| Challenge |
Gather all lines from the material that contain the word "this".

| Record list |

|---|

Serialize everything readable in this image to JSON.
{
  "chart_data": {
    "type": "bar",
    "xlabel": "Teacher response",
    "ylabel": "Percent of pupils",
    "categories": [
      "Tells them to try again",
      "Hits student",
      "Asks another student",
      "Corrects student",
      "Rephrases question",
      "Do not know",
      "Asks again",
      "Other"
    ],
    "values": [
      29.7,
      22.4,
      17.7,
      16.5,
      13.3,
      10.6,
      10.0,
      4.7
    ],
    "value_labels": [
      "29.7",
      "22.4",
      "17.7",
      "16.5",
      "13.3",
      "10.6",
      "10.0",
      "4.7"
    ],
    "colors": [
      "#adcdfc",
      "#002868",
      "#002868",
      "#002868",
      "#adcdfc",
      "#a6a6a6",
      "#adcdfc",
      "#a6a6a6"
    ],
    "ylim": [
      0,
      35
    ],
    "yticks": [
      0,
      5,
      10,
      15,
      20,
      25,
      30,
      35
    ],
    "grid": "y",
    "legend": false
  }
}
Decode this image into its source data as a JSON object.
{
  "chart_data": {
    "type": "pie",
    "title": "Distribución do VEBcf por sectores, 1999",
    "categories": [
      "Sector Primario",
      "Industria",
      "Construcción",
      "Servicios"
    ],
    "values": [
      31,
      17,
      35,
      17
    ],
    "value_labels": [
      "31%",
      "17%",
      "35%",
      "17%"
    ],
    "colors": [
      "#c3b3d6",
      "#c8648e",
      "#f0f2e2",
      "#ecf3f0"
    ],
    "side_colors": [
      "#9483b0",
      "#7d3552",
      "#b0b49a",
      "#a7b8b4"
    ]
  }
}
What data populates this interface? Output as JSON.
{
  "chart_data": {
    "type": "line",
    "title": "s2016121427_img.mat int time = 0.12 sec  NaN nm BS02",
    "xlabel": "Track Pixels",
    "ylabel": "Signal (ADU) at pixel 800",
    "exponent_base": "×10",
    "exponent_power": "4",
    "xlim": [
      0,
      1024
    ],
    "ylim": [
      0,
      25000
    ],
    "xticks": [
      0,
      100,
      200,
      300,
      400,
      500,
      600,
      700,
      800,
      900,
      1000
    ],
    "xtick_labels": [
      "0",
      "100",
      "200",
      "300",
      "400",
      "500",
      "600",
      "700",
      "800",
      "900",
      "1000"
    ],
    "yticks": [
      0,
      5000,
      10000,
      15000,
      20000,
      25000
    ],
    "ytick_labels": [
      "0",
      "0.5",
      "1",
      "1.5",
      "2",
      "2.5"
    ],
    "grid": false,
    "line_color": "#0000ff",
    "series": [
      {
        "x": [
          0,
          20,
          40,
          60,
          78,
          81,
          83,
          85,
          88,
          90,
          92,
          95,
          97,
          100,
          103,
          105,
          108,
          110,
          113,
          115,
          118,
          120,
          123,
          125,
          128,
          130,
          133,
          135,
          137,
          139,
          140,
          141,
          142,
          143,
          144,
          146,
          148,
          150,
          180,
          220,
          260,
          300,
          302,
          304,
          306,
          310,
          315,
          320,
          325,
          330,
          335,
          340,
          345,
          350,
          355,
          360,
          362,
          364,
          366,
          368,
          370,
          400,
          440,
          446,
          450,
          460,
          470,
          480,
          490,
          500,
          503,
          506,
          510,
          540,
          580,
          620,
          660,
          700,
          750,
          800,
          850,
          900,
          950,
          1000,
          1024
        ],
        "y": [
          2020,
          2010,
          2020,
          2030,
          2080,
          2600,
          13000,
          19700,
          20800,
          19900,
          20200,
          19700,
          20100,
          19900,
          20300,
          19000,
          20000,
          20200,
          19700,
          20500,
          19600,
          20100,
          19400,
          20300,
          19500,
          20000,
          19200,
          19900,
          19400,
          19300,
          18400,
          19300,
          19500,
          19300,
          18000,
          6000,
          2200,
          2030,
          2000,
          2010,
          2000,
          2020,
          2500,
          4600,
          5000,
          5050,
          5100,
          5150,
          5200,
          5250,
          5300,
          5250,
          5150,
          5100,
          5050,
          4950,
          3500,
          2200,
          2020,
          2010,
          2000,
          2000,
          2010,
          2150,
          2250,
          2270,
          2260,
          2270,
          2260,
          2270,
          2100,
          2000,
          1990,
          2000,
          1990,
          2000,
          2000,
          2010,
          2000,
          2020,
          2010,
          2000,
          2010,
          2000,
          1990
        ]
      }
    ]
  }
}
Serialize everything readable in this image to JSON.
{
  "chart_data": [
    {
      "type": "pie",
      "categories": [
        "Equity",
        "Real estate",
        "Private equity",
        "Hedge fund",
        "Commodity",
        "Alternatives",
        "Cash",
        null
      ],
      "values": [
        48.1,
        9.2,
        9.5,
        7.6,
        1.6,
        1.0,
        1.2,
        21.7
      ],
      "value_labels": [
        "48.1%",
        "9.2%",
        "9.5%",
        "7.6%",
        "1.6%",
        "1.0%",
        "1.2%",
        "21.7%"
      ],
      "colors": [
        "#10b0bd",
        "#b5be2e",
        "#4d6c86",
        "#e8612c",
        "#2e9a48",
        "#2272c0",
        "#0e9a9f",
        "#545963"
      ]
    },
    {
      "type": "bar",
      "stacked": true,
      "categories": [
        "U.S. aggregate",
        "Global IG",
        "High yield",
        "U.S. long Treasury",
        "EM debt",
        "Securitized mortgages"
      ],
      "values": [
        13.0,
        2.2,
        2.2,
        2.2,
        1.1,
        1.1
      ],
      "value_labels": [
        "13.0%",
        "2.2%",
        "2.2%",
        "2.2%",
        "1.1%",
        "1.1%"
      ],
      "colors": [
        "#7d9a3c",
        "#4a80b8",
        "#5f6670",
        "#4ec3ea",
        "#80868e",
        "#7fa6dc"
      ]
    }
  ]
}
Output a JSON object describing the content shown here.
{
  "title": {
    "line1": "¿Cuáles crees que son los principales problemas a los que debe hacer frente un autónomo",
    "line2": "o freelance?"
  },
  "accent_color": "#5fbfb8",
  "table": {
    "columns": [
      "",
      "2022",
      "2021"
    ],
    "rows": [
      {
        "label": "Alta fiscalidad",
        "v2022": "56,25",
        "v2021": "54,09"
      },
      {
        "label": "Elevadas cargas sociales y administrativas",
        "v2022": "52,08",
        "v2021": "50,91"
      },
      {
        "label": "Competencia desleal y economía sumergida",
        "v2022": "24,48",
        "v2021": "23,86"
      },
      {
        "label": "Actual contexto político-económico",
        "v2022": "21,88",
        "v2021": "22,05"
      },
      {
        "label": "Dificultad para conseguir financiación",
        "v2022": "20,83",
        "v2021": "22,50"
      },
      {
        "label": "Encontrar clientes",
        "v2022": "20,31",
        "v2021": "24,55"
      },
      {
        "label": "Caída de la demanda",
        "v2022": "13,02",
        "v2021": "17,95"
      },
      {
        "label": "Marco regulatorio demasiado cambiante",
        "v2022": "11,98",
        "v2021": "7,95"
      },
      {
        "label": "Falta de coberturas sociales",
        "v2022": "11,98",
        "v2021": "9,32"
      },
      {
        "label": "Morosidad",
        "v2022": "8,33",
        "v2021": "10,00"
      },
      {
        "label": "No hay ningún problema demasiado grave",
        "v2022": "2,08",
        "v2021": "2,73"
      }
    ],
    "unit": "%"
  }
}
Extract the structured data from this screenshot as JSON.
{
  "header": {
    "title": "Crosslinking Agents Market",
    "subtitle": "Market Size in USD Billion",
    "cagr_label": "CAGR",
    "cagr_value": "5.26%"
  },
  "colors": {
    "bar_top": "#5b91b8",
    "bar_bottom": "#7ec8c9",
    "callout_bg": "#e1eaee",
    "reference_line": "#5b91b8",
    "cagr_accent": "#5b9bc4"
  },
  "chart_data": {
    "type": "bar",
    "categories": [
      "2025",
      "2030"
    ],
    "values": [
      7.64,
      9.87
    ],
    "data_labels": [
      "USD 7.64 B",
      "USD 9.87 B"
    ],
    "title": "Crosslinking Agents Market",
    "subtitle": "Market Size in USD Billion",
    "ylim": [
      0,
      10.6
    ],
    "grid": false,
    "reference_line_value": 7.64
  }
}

|---|

| Task result |
Serialize everything readable in this image to JSON.
Decode this image into its source data as a JSON object.
What data populates this interface? Output as JSON.
Serialize everything readable in this image to JSON.
Extract the structured data from this screenshot as JSON.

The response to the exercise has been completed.